[begin Task inputs]

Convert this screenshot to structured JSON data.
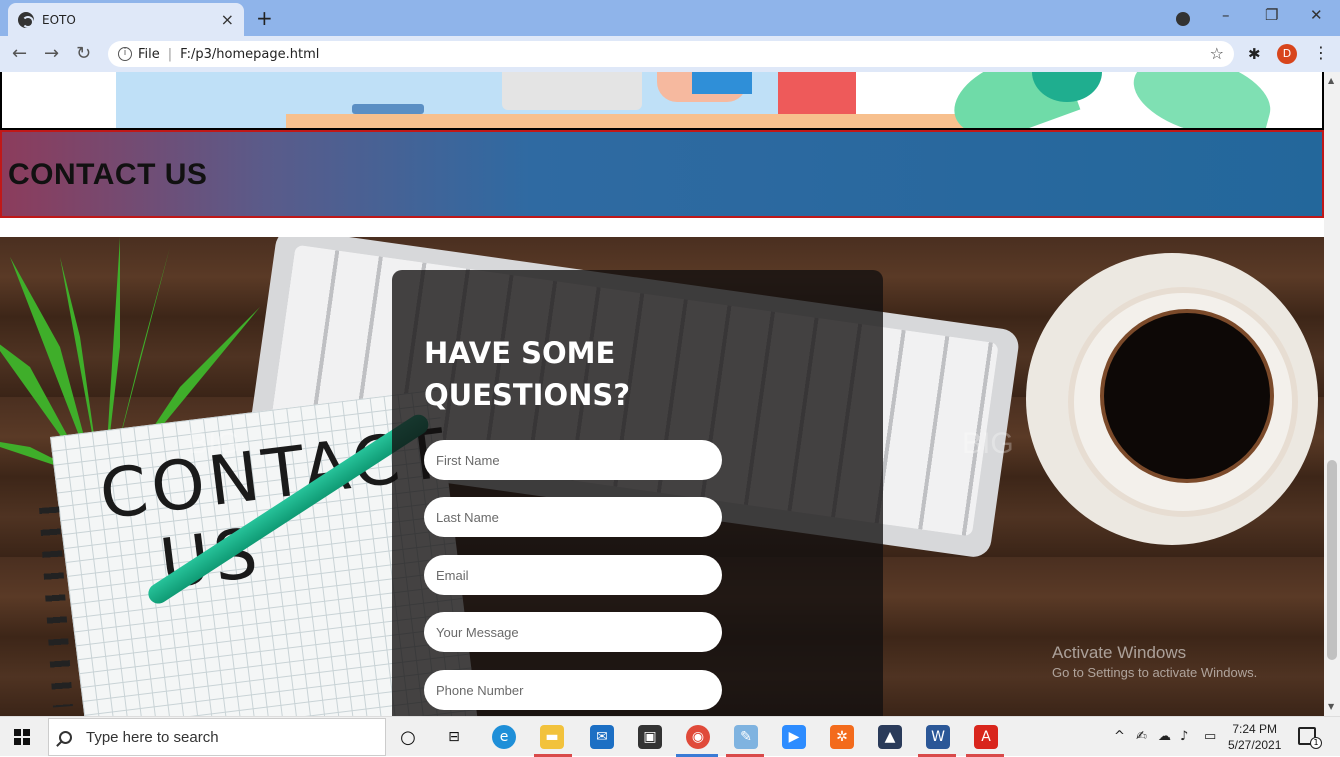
{
  "browser": {
    "tab_title": "EOTO",
    "close_tab": "×",
    "new_tab": "+",
    "url_scheme": "File",
    "url_path": "F:/p3/homepage.html",
    "profile_initial": "D",
    "minimize": "–",
    "restore": "❐",
    "close": "✕"
  },
  "page": {
    "banner_heading": "CONTACT US",
    "notebook_text": "CONTACT US",
    "watermark": "BIGSTOCK",
    "form": {
      "heading": "HAVE SOME QUESTIONS?",
      "fields": [
        {
          "placeholder": "First Name"
        },
        {
          "placeholder": "Last Name"
        },
        {
          "placeholder": "Email"
        },
        {
          "placeholder": "Your Message"
        },
        {
          "placeholder": "Phone Number"
        }
      ]
    },
    "activate": {
      "line1": "Activate Windows",
      "line2": "Go to Settings to activate Windows."
    }
  },
  "taskbar": {
    "search_placeholder": "Type here to search",
    "time": "7:24 PM",
    "date": "5/27/2021",
    "notification_count": "1",
    "apps": [
      "task-view",
      "edge",
      "file-explorer",
      "mail",
      "store",
      "chrome",
      "notepad",
      "zoom",
      "xampp",
      "photos",
      "word",
      "acrobat"
    ]
  },
  "colors": {
    "tabbar": "#8fb4ea",
    "banner_border": "#c01818",
    "banner_gradient_start": "#8c3c5c",
    "banner_gradient_end": "#23679b",
    "form_panel": "rgba(18,16,16,0.78)"
  }
}
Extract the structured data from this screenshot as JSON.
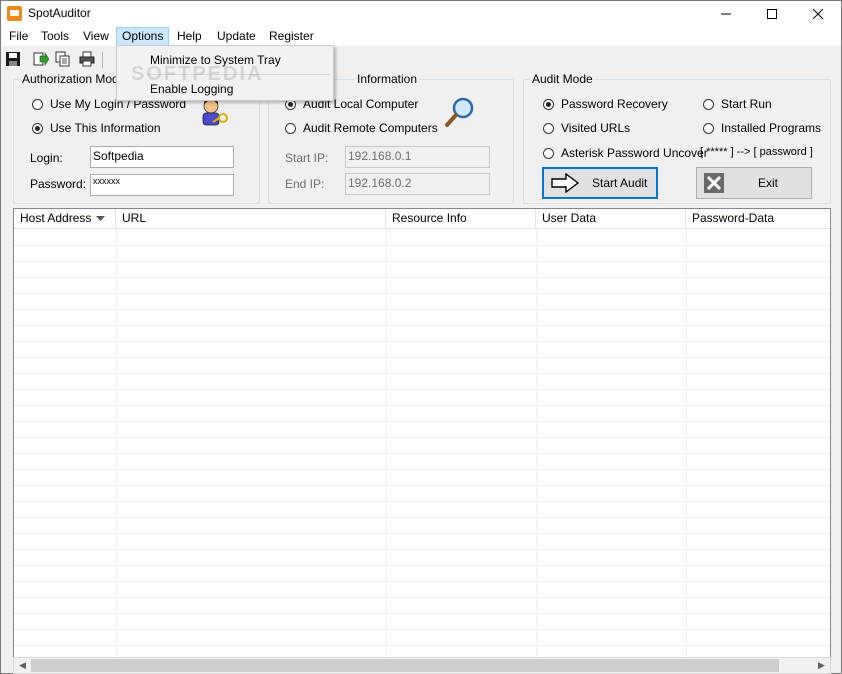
{
  "window": {
    "title": "SpotAuditor",
    "icon": "app-icon",
    "controls": [
      "minimize-icon",
      "maximize-icon",
      "close-icon"
    ]
  },
  "menubar": {
    "items": [
      {
        "label": "File"
      },
      {
        "label": "Tools"
      },
      {
        "label": "View"
      },
      {
        "label": "Options",
        "active": true
      },
      {
        "label": "Help"
      },
      {
        "label": "Update"
      },
      {
        "label": "Register"
      }
    ]
  },
  "toolbar": {
    "buttons": [
      "save-icon",
      "export-icon",
      "copy-icon",
      "print-icon"
    ]
  },
  "options_menu": {
    "items": [
      {
        "label": "Minimize to System Tray"
      },
      {
        "label": "Enable Logging"
      }
    ]
  },
  "watermark": "SOFTPEDIA",
  "auth": {
    "legend": "Authorization Mode",
    "use_my_login": "Use My Login / Password",
    "use_this_info": "Use This Information",
    "selected": "use_this_info",
    "login_label": "Login:",
    "login_value": "Softpedia",
    "password_label": "Password:",
    "password_value": "xxxxxx"
  },
  "info": {
    "legend": "Information",
    "audit_local": "Audit Local Computer",
    "audit_remote": "Audit Remote Computers",
    "selected": "audit_local",
    "start_ip_label": "Start IP:",
    "start_ip_value": "192.168.0.1",
    "end_ip_label": "End IP:",
    "end_ip_value": "192.168.0.2"
  },
  "audit_mode": {
    "legend": "Audit Mode",
    "password_recovery": "Password Recovery",
    "visited_urls": "Visited URLs",
    "asterisk_uncover": "Asterisk Password Uncover",
    "start_run": "Start Run",
    "installed_programs": "Installed Programs",
    "asterisk_hint": "[ ***** ] --> [ password ]",
    "selected": "password_recovery",
    "start_button": "Start Audit",
    "exit_button": "Exit"
  },
  "table": {
    "columns": [
      "Host Address",
      "URL",
      "Resource Info",
      "User Data",
      "Password-Data"
    ],
    "sort_indicator": "chevron-down-icon",
    "rows": []
  },
  "colors": {
    "accent": "#0078d7",
    "menu_highlight": "#cce8ff",
    "app_icon": "#f08a1c"
  }
}
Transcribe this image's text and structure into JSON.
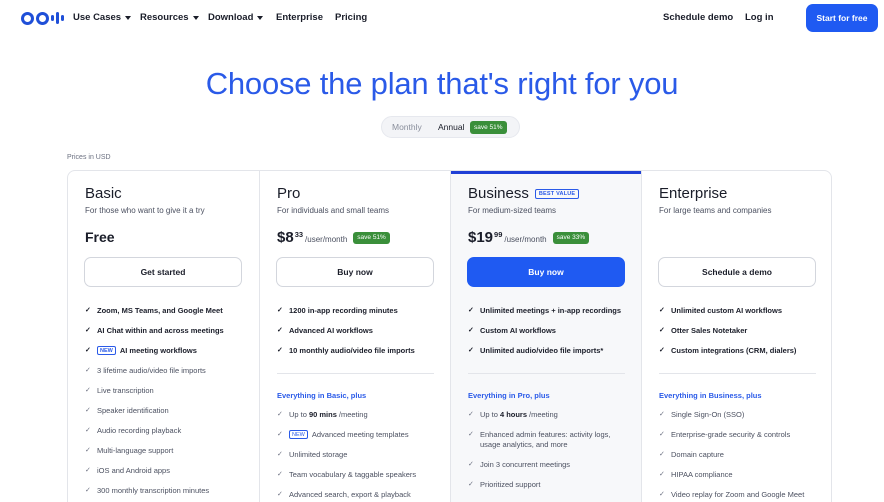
{
  "nav": {
    "items": [
      {
        "label": "Use Cases",
        "dropdown": true
      },
      {
        "label": "Resources",
        "dropdown": true
      },
      {
        "label": "Download",
        "dropdown": true
      },
      {
        "label": "Enterprise",
        "dropdown": false
      },
      {
        "label": "Pricing",
        "dropdown": false
      }
    ],
    "schedule_demo": "Schedule demo",
    "login": "Log in",
    "cta": "Start for free"
  },
  "hero": {
    "title": "Choose the plan that's right for you"
  },
  "billing": {
    "monthly": "Monthly",
    "annual": "Annual",
    "badge": "save 51%",
    "selected": "Annual"
  },
  "currency_note": "Prices in USD",
  "colors": {
    "primary": "#1f5af2",
    "heading": "#2a5ae8",
    "save_badge": "#3a8f3a"
  },
  "plans": [
    {
      "name": "Basic",
      "desc": "For those who want to give it a try",
      "price_text": "Free",
      "button": "Get started",
      "features": [
        {
          "text": "Zoom, MS Teams, and Google Meet"
        },
        {
          "text": "AI Chat within and across meetings"
        },
        {
          "tag": "NEW",
          "text": "AI meeting workflows"
        }
      ],
      "extra": [
        "3 lifetime audio/video file imports",
        "Live transcription",
        "Speaker identification",
        "Audio recording playback",
        "Multi-language support",
        "iOS and Android apps",
        "300 monthly transcription minutes"
      ]
    },
    {
      "name": "Pro",
      "desc": "For individuals and small teams",
      "price_main": "$8",
      "price_cents": "33",
      "price_unit": "/user/month",
      "badge": "save 51%",
      "button": "Buy now",
      "features": [
        {
          "text": "1200 in-app recording minutes"
        },
        {
          "text": "Advanced AI workflows"
        },
        {
          "text": "10 monthly audio/video file imports"
        }
      ],
      "plus_heading": "Everything in Basic, plus",
      "extra": [
        {
          "pre": "Up to",
          "bold": "90 mins",
          "post": "/meeting"
        },
        {
          "tag": "NEW",
          "text": "Advanced meeting templates"
        },
        {
          "text": "Unlimited storage"
        },
        {
          "text": "Team vocabulary & taggable speakers"
        },
        {
          "text": "Advanced search, export & playback"
        }
      ]
    },
    {
      "name": "Business",
      "best_value": "BEST VALUE",
      "desc": "For medium-sized teams",
      "price_main": "$19",
      "price_cents": "99",
      "price_unit": "/user/month",
      "badge": "save 33%",
      "button": "Buy now",
      "features": [
        {
          "text": "Unlimited meetings + in-app recordings"
        },
        {
          "text": "Custom AI workflows"
        },
        {
          "text": "Unlimited audio/video file imports*"
        }
      ],
      "plus_heading": "Everything in Pro, plus",
      "extra": [
        {
          "pre": "Up to",
          "bold": "4 hours",
          "post": "/meeting"
        },
        {
          "text": "Enhanced admin features: activity logs, usage analytics, and more",
          "tall": true
        },
        {
          "text": "Join 3 concurrent meetings"
        },
        {
          "text": "Prioritized support"
        }
      ]
    },
    {
      "name": "Enterprise",
      "desc": "For large teams and companies",
      "button": "Schedule a demo",
      "features": [
        {
          "text": "Unlimited custom AI workflows"
        },
        {
          "text": "Otter Sales Notetaker"
        },
        {
          "text": "Custom integrations (CRM, dialers)"
        }
      ],
      "plus_heading": "Everything in Business, plus",
      "extra": [
        "Single Sign-On (SSO)",
        "Enterprise-grade security & controls",
        "Domain capture",
        "HIPAA compliance",
        "Video replay for Zoom and Google Meet"
      ]
    }
  ]
}
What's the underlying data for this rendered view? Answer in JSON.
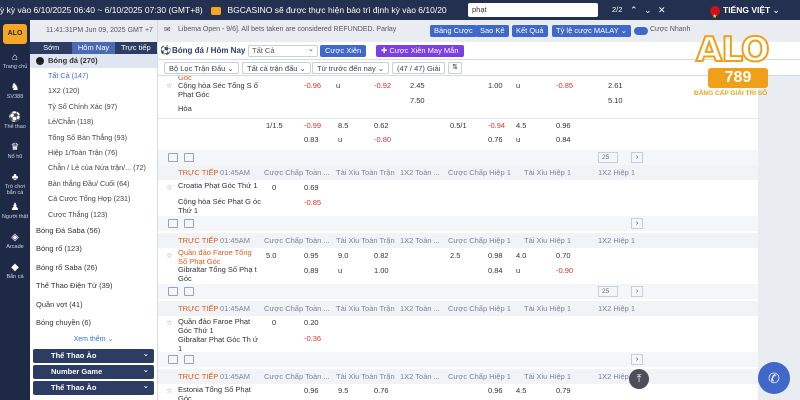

[end Task inputs]

**Short task**.
Skipping the pictures, transcribe each line above exactly as it appears.

**Reply to the task**.
Convert this screenshot to structured JSON data.
{
  "browser": {
    "tab_title": "EOTO",
    "close_tab": "×",
    "new_tab": "+",
    "url_scheme": "File",
    "url_path": "F:/p3/homepage.html",
    "profile_initial": "D",
    "minimize": "–",
    "restore": "❐",
    "close": "✕"
  },
  "page": {
    "banner_heading": "CONTACT US",
    "notebook_text": "CONTACT US",
    "watermark": "BIGSTOCK",
    "form": {
      "heading": "HAVE SOME QUESTIONS?",
      "fields": [
        {
          "placeholder": "First Name"
        },
        {
          "placeholder": "Last Name"
        },
        {
          "placeholder": "Email"
        },
        {
          "placeholder": "Your Message"
        },
        {
          "placeholder": "Phone Number"
        }
      ]
    },
    "activate": {
      "line1": "Activate Windows",
      "line2": "Go to Settings to activate Windows."
    }
  },
  "taskbar": {
    "search_placeholder": "Type here to search",
    "time": "7:24 PM",
    "date": "5/27/2021",
    "notification_count": "1",
    "apps": [
      "task-view",
      "edge",
      "file-explorer",
      "mail",
      "store",
      "chrome",
      "notepad",
      "zoom",
      "xampp",
      "photos",
      "word",
      "acrobat"
    ]
  },
  "colors": {
    "tabbar": "#8fb4ea",
    "banner_border": "#c01818",
    "banner_gradient_start": "#8c3c5c",
    "banner_gradient_end": "#23679b",
    "form_panel": "rgba(18,16,16,0.78)"
  }
}
Extract the structured data from this screenshot as JSON.
{
  "window": {
    "title": "SpotAuditor",
    "icon": "app-icon",
    "controls": [
      "minimize-icon",
      "maximize-icon",
      "close-icon"
    ]
  },
  "menubar": {
    "items": [
      {
        "label": "File"
      },
      {
        "label": "Tools"
      },
      {
        "label": "View"
      },
      {
        "label": "Options",
        "active": true
      },
      {
        "label": "Help"
      },
      {
        "label": "Update"
      },
      {
        "label": "Register"
      }
    ]
  },
  "toolbar": {
    "buttons": [
      "save-icon",
      "export-icon",
      "copy-icon",
      "print-icon"
    ]
  },
  "options_menu": {
    "items": [
      {
        "label": "Minimize to System Tray"
      },
      {
        "label": "Enable Logging"
      }
    ]
  },
  "watermark": "SOFTPEDIA",
  "auth": {
    "legend": "Authorization Mode",
    "use_my_login": "Use My Login / Password",
    "use_this_info": "Use This Information",
    "selected": "use_this_info",
    "login_label": "Login:",
    "login_value": "Softpedia",
    "password_label": "Password:",
    "password_value": "xxxxxx"
  },
  "info": {
    "legend": "Information",
    "audit_local": "Audit Local Computer",
    "audit_remote": "Audit Remote Computers",
    "selected": "audit_local",
    "start_ip_label": "Start IP:",
    "start_ip_value": "192.168.0.1",
    "end_ip_label": "End IP:",
    "end_ip_value": "192.168.0.2"
  },
  "audit_mode": {
    "legend": "Audit Mode",
    "password_recovery": "Password Recovery",
    "visited_urls": "Visited URLs",
    "asterisk_uncover": "Asterisk Password Uncover",
    "start_run": "Start Run",
    "installed_programs": "Installed Programs",
    "asterisk_hint": "[ ***** ] --> [ password ]",
    "selected": "password_recovery",
    "start_button": "Start Audit",
    "exit_button": "Exit"
  },
  "table": {
    "columns": [
      "Host Address",
      "URL",
      "Resource Info",
      "User Data",
      "Password-Data"
    ],
    "sort_indicator": "chevron-down-icon",
    "rows": []
  },
  "colors": {
    "accent": "#0078d7",
    "menu_highlight": "#cce8ff",
    "app_icon": "#f08a1c"
  }
}
Transcribe this image's text and structure into JSON.
{
  "nav": {
    "items": [
      {
        "label": "Use Cases",
        "dropdown": true
      },
      {
        "label": "Resources",
        "dropdown": true
      },
      {
        "label": "Download",
        "dropdown": true
      },
      {
        "label": "Enterprise",
        "dropdown": false
      },
      {
        "label": "Pricing",
        "dropdown": false
      }
    ],
    "schedule_demo": "Schedule demo",
    "login": "Log in",
    "cta": "Start for free"
  },
  "hero": {
    "title": "Choose the plan that's right for you"
  },
  "billing": {
    "monthly": "Monthly",
    "annual": "Annual",
    "badge": "save 51%",
    "selected": "Annual"
  },
  "currency_note": "Prices in USD",
  "colors": {
    "primary": "#1f5af2",
    "heading": "#2a5ae8",
    "save_badge": "#3a8f3a"
  },
  "plans": [
    {
      "name": "Basic",
      "desc": "For those who want to give it a try",
      "price_text": "Free",
      "button": "Get started",
      "features": [
        {
          "text": "Zoom, MS Teams, and Google Meet"
        },
        {
          "text": "AI Chat within and across meetings"
        },
        {
          "tag": "NEW",
          "text": "AI meeting workflows"
        }
      ],
      "extra": [
        "3 lifetime audio/video file imports",
        "Live transcription",
        "Speaker identification",
        "Audio recording playback",
        "Multi-language support",
        "iOS and Android apps",
        "300 monthly transcription minutes"
      ]
    },
    {
      "name": "Pro",
      "desc": "For individuals and small teams",
      "price_main": "$8",
      "price_cents": "33",
      "price_unit": "/user/month",
      "badge": "save 51%",
      "button": "Buy now",
      "features": [
        {
          "text": "1200 in-app recording minutes"
        },
        {
          "text": "Advanced AI workflows"
        },
        {
          "text": "10 monthly audio/video file imports"
        }
      ],
      "plus_heading": "Everything in Basic, plus",
      "extra": [
        {
          "pre": "Up to",
          "bold": "90 mins",
          "post": "/meeting"
        },
        {
          "tag": "NEW",
          "text": "Advanced meeting templates"
        },
        {
          "text": "Unlimited storage"
        },
        {
          "text": "Team vocabulary & taggable speakers"
        },
        {
          "text": "Advanced search, export & playback"
        }
      ]
    },
    {
      "name": "Business",
      "best_value": "BEST VALUE",
      "desc": "For medium-sized teams",
      "price_main": "$19",
      "price_cents": "99",
      "price_unit": "/user/month",
      "badge": "save 33%",
      "button": "Buy now",
      "features": [
        {
          "text": "Unlimited meetings + in-app recordings"
        },
        {
          "text": "Custom AI workflows"
        },
        {
          "text": "Unlimited audio/video file imports*"
        }
      ],
      "plus_heading": "Everything in Pro, plus",
      "extra": [
        {
          "pre": "Up to",
          "bold": "4 hours",
          "post": "/meeting"
        },
        {
          "text": "Enhanced admin features: activity logs, usage analytics, and more",
          "tall": true
        },
        {
          "text": "Join 3 concurrent meetings"
        },
        {
          "text": "Prioritized support"
        }
      ]
    },
    {
      "name": "Enterprise",
      "desc": "For large teams and companies",
      "button": "Schedule a demo",
      "features": [
        {
          "text": "Unlimited custom AI workflows"
        },
        {
          "text": "Otter Sales Notetaker"
        },
        {
          "text": "Custom integrations (CRM, dialers)"
        }
      ],
      "plus_heading": "Everything in Business, plus",
      "extra": [
        "Single Sign-On (SSO)",
        "Enterprise-grade security & controls",
        "Domain capture",
        "HIPAA compliance",
        "Video replay for Zoom and Google Meet"
      ]
    }
  ]
}
What's the underlying data for this rendered view? Answer in JSON.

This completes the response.